Repeat all entries exactly.

Stored records
----------------

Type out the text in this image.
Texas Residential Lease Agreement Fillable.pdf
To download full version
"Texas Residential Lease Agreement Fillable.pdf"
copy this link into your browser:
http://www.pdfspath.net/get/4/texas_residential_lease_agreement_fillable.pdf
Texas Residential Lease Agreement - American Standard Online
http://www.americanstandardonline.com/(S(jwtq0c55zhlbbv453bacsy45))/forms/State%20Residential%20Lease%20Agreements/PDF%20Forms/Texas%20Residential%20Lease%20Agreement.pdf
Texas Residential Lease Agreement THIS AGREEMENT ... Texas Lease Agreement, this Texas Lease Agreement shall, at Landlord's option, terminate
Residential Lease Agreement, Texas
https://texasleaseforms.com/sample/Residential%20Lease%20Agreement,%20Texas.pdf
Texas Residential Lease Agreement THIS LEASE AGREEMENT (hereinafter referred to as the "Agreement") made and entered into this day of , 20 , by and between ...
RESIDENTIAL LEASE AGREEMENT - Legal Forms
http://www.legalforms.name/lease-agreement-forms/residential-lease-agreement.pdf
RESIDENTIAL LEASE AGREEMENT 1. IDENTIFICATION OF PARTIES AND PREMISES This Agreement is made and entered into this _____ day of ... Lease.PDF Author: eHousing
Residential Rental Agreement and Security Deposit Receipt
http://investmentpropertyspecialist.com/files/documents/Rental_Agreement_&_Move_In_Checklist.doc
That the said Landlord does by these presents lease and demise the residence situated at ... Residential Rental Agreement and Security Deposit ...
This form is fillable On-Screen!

----------------

» **ANSWER FOR THE TASK**:
Type out the text in this image.
Texas Residential Lease Agreement Fillable.pdf
To download full version
"Texas Residential Lease Agreement Fillable.pdf"
copy this link into your browser:
http://www.pdfspath.net/get/4/texas_residential_lease_agreement_fillable.pdf
Texas Residential Lease Agreement - American Standard Online
http://www.americanstandardonline.com/(S(jwtq0c55zhlbbv453bacsy45))/forms/State%20Residential%20Lease%20Agreements/PDF%20Forms/Texas%20Residential%20Lease%20Agreement.pdf
Texas Residential Lease Agreement THIS AGREEMENT ... Texas Lease Agreement, this Texas Lease Agreement shall, at Landlord's option, terminate
Residential Lease Agreement, Texas
https://texasleaseforms.com/sample/Residential%20Lease%20Agreement,%20Texas.pdf
Texas Residential Lease Agreement THIS LEASE AGREEMENT (hereinafter referred to as the "Agreement") made and entered into this day of , 20 , by and between ...
RESIDENTIAL LEASE AGREEMENT - Legal Forms
http://www.legalforms.name/lease-agreement-forms/residential-lease-agreement.pdf
RESIDENTIAL LEASE AGREEMENT 1. IDENTIFICATION OF PARTIES AND PREMISES This Agreement is made and entered into this _____ day of ... Lease.PDF Author: eHousing
Residential Rental Agreement and Security Deposit Receipt
http://investmentpropertyspecialist.com/files/documents/Rental_Agreement_&_Move_In_Checklist.doc
That the said Landlord does by these presents lease and demise the residence situated at ... Residential Rental Agreement and Security Deposit ...
This form is fillable On-Screen!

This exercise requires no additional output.